● **The problem**: Output the material beneath exactly, leaving nothing out.

● **Excerpted records**:
================================

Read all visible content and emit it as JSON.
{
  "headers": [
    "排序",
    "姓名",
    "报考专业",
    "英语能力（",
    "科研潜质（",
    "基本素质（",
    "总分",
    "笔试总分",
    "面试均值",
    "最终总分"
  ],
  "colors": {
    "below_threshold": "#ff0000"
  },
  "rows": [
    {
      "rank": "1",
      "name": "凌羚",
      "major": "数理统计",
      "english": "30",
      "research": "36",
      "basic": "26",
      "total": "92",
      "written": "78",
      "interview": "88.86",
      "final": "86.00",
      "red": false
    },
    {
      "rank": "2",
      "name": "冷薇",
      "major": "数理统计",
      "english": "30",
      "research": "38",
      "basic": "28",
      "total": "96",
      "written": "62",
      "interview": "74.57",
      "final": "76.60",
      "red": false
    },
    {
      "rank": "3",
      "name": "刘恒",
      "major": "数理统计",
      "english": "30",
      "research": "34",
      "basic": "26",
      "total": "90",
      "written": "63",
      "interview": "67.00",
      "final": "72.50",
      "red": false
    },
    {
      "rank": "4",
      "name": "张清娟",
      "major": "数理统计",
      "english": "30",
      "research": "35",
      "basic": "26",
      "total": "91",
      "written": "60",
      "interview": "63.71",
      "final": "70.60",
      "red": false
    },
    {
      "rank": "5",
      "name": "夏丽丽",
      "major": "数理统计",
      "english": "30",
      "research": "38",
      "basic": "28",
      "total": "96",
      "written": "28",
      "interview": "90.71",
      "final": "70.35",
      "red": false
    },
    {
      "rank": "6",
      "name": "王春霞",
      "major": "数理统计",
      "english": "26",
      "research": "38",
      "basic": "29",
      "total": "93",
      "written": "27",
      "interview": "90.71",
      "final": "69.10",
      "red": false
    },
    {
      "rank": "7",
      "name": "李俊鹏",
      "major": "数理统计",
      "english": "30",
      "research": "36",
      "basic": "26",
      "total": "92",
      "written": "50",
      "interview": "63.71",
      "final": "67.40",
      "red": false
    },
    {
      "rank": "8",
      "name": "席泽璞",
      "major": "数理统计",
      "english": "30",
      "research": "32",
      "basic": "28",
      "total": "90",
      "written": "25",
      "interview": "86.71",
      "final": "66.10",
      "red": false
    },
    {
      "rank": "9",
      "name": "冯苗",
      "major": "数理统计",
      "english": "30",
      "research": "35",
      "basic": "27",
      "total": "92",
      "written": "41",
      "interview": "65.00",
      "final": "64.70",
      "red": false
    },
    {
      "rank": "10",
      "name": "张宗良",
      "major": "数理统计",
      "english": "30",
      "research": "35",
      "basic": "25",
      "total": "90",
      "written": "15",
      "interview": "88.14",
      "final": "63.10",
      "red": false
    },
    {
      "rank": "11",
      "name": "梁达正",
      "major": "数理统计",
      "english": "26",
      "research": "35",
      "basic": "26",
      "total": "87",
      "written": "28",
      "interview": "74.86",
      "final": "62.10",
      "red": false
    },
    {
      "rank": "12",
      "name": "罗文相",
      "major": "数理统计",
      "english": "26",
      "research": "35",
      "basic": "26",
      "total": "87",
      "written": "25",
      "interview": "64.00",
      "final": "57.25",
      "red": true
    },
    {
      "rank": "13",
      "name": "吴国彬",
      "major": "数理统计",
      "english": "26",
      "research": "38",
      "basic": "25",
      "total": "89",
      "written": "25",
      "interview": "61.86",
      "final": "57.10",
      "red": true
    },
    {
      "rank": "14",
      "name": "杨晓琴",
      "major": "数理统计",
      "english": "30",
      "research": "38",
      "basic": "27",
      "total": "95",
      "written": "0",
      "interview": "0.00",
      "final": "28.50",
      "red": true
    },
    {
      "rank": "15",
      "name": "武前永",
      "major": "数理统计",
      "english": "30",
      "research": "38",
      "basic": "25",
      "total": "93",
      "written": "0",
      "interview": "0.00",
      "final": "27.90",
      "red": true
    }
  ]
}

================================

● **Solved problem**:
Read all visible content and emit it as JSON.
{
  "headers": [
    "排序",
    "姓名",
    "报考专业",
    "英语能力（",
    "科研潜质（",
    "基本素质（",
    "总分",
    "笔试总分",
    "面试均值",
    "最终总分"
  ],
  "colors": {
    "below_threshold": "#ff0000"
  },
  "rows": [
    {
      "rank": "1",
      "name": "凌羚",
      "major": "数理统计",
      "english": "30",
      "research": "36",
      "basic": "26",
      "total": "92",
      "written": "78",
      "interview": "88.86",
      "final": "86.00",
      "red": false
    },
    {
      "rank": "2",
      "name": "冷薇",
      "major": "数理统计",
      "english": "30",
      "research": "38",
      "basic": "28",
      "total": "96",
      "written": "62",
      "interview": "74.57",
      "final": "76.60",
      "red": false
    },
    {
      "rank": "3",
      "name": "刘恒",
      "major": "数理统计",
      "english": "30",
      "research": "34",
      "basic": "26",
      "total": "90",
      "written": "63",
      "interview": "67.00",
      "final": "72.50",
      "red": false
    },
    {
      "rank": "4",
      "name": "张清娟",
      "major": "数理统计",
      "english": "30",
      "research": "35",
      "basic": "26",
      "total": "91",
      "written": "60",
      "interview": "63.71",
      "final": "70.60",
      "red": false
    },
    {
      "rank": "5",
      "name": "夏丽丽",
      "major": "数理统计",
      "english": "30",
      "research": "38",
      "basic": "28",
      "total": "96",
      "written": "28",
      "interview": "90.71",
      "final": "70.35",
      "red": false
    },
    {
      "rank": "6",
      "name": "王春霞",
      "major": "数理统计",
      "english": "26",
      "research": "38",
      "basic": "29",
      "total": "93",
      "written": "27",
      "interview": "90.71",
      "final": "69.10",
      "red": false
    },
    {
      "rank": "7",
      "name": "李俊鹏",
      "major": "数理统计",
      "english": "30",
      "research": "36",
      "basic": "26",
      "total": "92",
      "written": "50",
      "interview": "63.71",
      "final": "67.40",
      "red": false
    },
    {
      "rank": "8",
      "name": "席泽璞",
      "major": "数理统计",
      "english": "30",
      "research": "32",
      "basic": "28",
      "total": "90",
      "written": "25",
      "interview": "86.71",
      "final": "66.10",
      "red": false
    },
    {
      "rank": "9",
      "name": "冯苗",
      "major": "数理统计",
      "english": "30",
      "research": "35",
      "basic": "27",
      "total": "92",
      "written": "41",
      "interview": "65.00",
      "final": "64.70",
      "red": false
    },
    {
      "rank": "10",
      "name": "张宗良",
      "major": "数理统计",
      "english": "30",
      "research": "35",
      "basic": "25",
      "total": "90",
      "written": "15",
      "interview": "88.14",
      "final": "63.10",
      "red": false
    },
    {
      "rank": "11",
      "name": "梁达正",
      "major": "数理统计",
      "english": "26",
      "research": "35",
      "basic": "26",
      "total": "87",
      "written": "28",
      "interview": "74.86",
      "final": "62.10",
      "red": false
    },
    {
      "rank": "12",
      "name": "罗文相",
      "major": "数理统计",
      "english": "26",
      "research": "35",
      "basic": "26",
      "total": "87",
      "written": "25",
      "interview": "64.00",
      "final": "57.25",
      "red": true
    },
    {
      "rank": "13",
      "name": "吴国彬",
      "major": "数理统计",
      "english": "26",
      "research": "38",
      "basic": "25",
      "total": "89",
      "written": "25",
      "interview": "61.86",
      "final": "57.10",
      "red": true
    },
    {
      "rank": "14",
      "name": "杨晓琴",
      "major": "数理统计",
      "english": "30",
      "research": "38",
      "basic": "27",
      "total": "95",
      "written": "0",
      "interview": "0.00",
      "final": "28.50",
      "red": true
    },
    {
      "rank": "15",
      "name": "武前永",
      "major": "数理统计",
      "english": "30",
      "research": "38",
      "basic": "25",
      "total": "93",
      "written": "0",
      "interview": "0.00",
      "final": "27.90",
      "red": true
    }
  ]
}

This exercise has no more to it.